** START Input data **

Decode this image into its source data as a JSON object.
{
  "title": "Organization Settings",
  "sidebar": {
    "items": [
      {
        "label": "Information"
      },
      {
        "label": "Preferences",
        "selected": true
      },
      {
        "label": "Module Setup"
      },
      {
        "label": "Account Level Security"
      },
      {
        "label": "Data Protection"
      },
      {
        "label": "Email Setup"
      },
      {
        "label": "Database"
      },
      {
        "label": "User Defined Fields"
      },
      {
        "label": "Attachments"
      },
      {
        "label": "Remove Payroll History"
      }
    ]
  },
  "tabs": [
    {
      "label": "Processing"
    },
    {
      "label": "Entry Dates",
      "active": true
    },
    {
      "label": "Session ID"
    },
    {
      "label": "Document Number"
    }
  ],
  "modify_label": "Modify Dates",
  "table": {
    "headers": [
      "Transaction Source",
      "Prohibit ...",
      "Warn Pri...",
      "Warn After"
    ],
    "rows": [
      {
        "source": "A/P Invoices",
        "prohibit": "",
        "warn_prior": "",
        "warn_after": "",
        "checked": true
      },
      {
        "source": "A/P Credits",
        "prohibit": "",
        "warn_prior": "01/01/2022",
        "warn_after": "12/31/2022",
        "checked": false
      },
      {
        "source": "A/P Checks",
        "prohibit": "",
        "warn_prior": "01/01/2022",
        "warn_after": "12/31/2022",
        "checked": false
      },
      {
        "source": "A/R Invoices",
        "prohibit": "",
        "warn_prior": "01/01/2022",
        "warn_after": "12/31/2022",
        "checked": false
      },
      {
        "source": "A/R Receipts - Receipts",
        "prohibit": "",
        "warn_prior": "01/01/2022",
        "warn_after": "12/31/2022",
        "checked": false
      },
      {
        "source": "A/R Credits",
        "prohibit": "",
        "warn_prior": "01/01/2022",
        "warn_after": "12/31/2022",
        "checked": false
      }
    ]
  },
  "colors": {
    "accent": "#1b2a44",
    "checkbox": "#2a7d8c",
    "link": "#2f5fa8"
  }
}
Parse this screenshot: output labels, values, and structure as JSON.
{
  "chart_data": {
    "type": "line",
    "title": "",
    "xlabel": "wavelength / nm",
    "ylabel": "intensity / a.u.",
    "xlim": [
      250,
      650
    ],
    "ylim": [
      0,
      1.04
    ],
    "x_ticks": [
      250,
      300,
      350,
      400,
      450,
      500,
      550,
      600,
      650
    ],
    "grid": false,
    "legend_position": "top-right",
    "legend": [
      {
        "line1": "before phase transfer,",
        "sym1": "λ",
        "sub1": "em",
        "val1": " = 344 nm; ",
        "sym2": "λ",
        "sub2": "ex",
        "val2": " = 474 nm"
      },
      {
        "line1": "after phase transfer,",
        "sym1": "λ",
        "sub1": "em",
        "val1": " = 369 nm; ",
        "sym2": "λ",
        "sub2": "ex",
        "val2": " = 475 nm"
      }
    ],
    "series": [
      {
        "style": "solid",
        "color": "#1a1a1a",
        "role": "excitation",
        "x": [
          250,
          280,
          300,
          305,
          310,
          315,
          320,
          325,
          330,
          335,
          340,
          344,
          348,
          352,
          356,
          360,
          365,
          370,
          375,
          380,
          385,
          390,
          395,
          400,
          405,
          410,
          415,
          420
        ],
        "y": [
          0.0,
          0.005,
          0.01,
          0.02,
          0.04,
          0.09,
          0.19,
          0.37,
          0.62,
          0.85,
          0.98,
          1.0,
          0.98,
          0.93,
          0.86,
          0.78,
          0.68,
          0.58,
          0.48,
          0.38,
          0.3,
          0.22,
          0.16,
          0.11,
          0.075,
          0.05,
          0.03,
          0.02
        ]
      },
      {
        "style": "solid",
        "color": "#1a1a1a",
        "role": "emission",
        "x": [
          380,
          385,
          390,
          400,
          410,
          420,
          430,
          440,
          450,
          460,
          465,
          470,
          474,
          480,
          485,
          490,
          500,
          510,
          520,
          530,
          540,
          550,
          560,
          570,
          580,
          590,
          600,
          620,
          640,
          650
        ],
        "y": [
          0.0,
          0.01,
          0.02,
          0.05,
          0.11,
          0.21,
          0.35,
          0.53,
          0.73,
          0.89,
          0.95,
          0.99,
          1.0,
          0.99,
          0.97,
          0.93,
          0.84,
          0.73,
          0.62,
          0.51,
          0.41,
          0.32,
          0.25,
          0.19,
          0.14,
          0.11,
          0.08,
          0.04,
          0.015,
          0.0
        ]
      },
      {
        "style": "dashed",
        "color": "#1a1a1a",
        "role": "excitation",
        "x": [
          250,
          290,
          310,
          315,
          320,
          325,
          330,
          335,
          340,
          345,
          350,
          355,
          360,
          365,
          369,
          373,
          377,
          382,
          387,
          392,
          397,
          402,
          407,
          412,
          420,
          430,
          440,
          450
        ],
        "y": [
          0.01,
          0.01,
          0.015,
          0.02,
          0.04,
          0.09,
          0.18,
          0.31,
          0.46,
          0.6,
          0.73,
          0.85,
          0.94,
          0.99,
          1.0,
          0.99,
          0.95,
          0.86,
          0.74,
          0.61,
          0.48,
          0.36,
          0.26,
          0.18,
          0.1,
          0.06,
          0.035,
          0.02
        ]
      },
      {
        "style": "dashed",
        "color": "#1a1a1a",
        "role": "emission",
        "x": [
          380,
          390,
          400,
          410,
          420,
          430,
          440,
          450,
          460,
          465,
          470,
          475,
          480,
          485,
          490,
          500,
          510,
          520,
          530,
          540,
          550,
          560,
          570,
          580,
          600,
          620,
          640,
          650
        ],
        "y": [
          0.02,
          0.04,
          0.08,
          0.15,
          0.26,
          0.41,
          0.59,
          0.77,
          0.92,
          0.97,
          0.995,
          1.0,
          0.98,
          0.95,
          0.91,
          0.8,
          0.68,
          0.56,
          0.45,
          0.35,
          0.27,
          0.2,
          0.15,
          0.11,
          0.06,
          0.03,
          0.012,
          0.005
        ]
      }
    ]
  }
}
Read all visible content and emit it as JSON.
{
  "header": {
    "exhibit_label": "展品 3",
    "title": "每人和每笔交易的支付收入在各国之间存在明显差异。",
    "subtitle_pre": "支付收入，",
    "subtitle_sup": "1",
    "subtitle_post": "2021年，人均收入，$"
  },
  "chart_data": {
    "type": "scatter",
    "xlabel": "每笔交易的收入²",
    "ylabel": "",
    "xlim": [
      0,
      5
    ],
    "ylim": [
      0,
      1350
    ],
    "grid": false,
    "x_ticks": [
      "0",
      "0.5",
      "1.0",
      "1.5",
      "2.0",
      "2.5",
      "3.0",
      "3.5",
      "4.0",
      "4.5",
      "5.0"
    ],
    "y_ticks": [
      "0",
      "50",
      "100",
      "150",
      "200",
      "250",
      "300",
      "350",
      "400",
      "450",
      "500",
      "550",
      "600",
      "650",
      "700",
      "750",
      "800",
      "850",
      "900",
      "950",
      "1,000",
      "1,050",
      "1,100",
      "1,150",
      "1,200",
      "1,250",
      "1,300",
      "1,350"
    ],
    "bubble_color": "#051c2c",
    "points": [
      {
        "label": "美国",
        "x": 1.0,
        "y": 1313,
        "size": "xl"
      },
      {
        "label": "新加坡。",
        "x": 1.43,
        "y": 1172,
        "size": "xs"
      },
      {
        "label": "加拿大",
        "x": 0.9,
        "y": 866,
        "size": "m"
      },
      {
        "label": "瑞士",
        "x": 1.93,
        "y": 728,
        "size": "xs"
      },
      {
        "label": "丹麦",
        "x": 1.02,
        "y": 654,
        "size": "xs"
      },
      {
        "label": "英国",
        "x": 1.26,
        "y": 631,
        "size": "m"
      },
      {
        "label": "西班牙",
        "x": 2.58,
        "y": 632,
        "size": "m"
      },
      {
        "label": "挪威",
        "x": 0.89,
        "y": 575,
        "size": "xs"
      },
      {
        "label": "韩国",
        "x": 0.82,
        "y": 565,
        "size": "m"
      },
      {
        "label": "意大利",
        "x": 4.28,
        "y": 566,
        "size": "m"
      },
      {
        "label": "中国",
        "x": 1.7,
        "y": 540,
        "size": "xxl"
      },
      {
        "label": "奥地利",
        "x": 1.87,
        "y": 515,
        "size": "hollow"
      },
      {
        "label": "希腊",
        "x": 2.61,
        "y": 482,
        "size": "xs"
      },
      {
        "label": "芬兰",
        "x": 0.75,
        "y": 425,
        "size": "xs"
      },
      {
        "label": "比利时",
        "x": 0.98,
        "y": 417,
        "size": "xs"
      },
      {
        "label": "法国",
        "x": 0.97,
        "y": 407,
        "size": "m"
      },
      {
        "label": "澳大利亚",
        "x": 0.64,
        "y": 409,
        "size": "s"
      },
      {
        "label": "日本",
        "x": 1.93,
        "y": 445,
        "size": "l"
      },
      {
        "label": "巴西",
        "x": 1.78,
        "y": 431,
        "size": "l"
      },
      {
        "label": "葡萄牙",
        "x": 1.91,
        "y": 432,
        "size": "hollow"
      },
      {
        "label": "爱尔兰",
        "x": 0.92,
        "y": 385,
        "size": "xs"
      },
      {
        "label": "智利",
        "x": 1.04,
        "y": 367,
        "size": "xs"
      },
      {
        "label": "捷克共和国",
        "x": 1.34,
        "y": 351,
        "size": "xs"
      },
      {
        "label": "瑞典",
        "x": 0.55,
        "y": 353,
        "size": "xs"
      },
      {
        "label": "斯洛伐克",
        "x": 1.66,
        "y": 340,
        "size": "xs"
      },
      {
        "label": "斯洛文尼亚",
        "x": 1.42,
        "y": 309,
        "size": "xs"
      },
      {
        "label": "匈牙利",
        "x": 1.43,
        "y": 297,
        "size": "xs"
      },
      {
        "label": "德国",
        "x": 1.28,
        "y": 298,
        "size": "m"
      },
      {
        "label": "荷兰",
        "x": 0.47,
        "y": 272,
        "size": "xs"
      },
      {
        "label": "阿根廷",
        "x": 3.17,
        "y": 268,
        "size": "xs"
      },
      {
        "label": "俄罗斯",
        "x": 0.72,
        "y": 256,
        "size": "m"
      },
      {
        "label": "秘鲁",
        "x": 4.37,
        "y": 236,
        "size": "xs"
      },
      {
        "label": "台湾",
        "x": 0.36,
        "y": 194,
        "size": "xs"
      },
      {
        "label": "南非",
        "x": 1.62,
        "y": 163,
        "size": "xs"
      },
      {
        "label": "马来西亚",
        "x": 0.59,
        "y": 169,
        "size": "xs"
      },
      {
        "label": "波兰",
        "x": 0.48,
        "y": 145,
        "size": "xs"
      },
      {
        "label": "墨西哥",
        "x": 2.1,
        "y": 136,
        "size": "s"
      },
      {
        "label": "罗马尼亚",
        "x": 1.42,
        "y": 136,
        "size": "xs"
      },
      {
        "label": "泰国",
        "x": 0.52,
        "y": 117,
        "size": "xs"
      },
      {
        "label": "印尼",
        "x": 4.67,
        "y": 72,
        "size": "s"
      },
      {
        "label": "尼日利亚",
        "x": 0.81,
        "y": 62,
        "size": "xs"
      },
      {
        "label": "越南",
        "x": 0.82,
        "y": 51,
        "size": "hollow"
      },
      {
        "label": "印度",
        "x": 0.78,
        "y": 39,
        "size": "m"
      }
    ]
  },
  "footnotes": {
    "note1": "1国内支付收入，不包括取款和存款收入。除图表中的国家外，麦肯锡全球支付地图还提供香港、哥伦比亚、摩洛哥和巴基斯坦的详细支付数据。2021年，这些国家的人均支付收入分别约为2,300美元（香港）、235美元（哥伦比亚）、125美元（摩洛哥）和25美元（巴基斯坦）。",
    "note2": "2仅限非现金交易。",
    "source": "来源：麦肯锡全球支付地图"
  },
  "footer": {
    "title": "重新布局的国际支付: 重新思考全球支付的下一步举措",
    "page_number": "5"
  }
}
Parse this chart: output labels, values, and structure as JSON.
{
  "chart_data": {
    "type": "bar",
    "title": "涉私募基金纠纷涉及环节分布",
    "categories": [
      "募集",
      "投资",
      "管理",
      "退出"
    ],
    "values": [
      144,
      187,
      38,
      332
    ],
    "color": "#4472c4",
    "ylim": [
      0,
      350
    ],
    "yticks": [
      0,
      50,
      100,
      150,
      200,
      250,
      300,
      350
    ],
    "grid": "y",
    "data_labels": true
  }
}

** END Input data **

#### Aim
Gather each line in the data that holds the string "phase".

#### Expected output
        "line1": "before phase transfer,",
        "line1": "after phase transfer,",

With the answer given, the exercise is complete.